Copy out each line featuring the string "eljárásokban" from the entries beneath.

======== WORKING DATA ========

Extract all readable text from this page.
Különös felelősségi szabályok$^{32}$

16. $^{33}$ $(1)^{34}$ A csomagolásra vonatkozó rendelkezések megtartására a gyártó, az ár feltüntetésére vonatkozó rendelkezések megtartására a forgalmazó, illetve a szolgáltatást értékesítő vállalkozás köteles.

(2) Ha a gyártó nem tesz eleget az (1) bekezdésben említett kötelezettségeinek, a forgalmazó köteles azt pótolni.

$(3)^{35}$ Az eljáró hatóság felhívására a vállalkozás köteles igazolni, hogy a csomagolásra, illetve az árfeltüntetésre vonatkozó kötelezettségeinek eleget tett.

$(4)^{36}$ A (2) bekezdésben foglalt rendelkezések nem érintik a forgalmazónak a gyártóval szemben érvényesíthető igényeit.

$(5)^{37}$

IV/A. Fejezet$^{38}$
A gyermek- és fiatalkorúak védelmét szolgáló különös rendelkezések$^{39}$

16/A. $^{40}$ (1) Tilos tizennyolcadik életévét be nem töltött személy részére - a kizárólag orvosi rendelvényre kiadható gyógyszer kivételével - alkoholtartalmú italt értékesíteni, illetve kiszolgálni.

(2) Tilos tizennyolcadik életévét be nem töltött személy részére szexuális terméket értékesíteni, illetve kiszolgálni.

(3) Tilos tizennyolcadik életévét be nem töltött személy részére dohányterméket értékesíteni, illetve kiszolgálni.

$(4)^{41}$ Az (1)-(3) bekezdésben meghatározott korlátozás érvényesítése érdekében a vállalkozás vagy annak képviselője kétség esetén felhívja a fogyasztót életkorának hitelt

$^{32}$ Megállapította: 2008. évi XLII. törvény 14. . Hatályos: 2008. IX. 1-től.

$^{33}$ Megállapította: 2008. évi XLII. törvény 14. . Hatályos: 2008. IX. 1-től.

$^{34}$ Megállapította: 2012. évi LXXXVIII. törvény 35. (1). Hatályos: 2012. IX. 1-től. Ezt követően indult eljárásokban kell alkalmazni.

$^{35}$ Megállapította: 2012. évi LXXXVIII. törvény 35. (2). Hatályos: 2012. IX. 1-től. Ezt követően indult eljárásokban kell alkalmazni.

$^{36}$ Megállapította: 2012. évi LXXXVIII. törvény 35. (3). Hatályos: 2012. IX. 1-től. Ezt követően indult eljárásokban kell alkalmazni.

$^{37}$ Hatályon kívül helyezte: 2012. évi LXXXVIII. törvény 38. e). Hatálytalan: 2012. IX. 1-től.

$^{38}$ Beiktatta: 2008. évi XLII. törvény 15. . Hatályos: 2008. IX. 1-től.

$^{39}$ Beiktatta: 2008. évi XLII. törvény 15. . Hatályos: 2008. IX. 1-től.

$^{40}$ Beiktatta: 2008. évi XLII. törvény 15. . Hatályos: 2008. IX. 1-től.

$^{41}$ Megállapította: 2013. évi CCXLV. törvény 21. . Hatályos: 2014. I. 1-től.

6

========

RESULT BELOW:
$^{34}$ Megállapította: 2012. évi LXXXVIII. törvény 35. (1). Hatályos: 2012. IX. 1-től. Ezt követően indult eljárásokban kell alkalmazni.
$^{35}$ Megállapította: 2012. évi LXXXVIII. törvény 35. (2). Hatályos: 2012. IX. 1-től. Ezt követően indult eljárásokban kell alkalmazni.
$^{36}$ Megállapította: 2012. évi LXXXVIII. törvény 35. (3). Hatályos: 2012. IX. 1-től. Ezt követően indult eljárásokban kell alkalmazni.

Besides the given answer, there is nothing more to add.